> [TEXTO]
────────────────
Isso me impressiona até hoje. E nunca me saiu da cabeça a idéia de um dia, por minha própria conta, refazer exatamente aquele  itinerário.  Para mim aquilo chegou a ser quase uma  obsessão. Ah, eu haveria sim,  de repetir aquela saga. Descer o rio até a praia onde se deu  o desembarque. Eu queria sentir na pele ao menos a grandeza da paisagem.

A VIAGEM

Daquele encontro na Fundação Joaquim Nabuco restou uma  boa amizade com Sila, que dali por diante passou a ser  minha hóspede, nas vezes em que vinha ao Recife, geralmente convidada para eventos regionais  e  palestras, principalmente junto às prefeituras municipais e às  universidades , onde  invariavelmente os estudantes, curiosos acerca dos assuntos do cangaço,  adoravam  ouvir aquele  depoimento feito em linguagem simples e despojada,  o que inevitavelmente criava um  clima de empatia,  animado,  contagiante  e entusiasmante  acima de tudo. Os estudantes adoravam-na. E ela aproveitava para   fazer noites de autógrafos de um livro biográfico  que recentemente  ditara   para um escritor paulista.
────────────────
> [PROBLEMA PROPOSTO]
Copie o texto acima na íntegra, sem nenhuma alteração.

> [INFORMAÇÕES FORNECIDAS]
────────────────
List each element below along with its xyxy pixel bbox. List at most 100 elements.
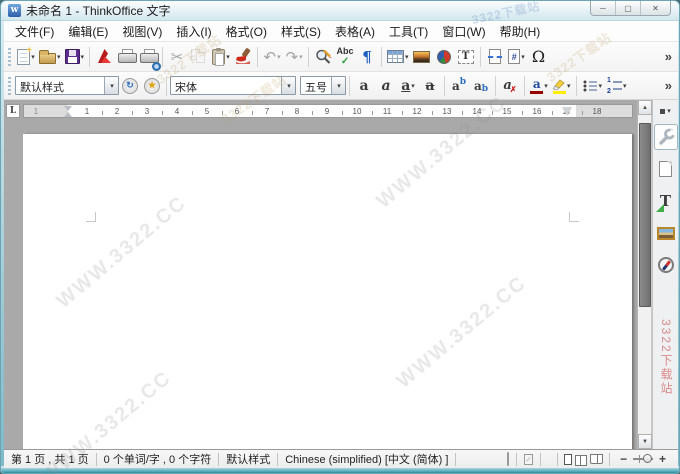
────────────────
> [RESPOSTA AO EXERCÍCIO]
Isso me impressiona até hoje. E nunca me saiu da cabeça a idéia de um dia, por minha própria conta, refazer exatamente aquele  itinerário.  Para mim aquilo chegou a ser quase uma  obsessão. Ah, eu haveria sim,  de repetir aquela saga. Descer o rio até a praia onde se deu  o desembarque. Eu queria sentir na pele ao menos a grandeza da paisagem.

A VIAGEM

Daquele encontro na Fundação Joaquim Nabuco restou uma  boa amizade com Sila, que dali por diante passou a ser  minha hóspede, nas vezes em que vinha ao Recife, geralmente convidada para eventos regionais  e  palestras, principalmente junto às prefeituras municipais e às  universidades , onde  invariavelmente os estudantes, curiosos acerca dos assuntos do cangaço,  adoravam  ouvir aquele  depoimento feito em linguagem simples e despojada,  o que inevitavelmente criava um  clima de empatia,  animado,  contagiante  e entusiasmante  acima de tudo. Os estudantes adoravam-na. E ela aproveitava para   fazer noites de autógrafos de um livro biográfico  que recentemente  ditara   para um escritor paulista.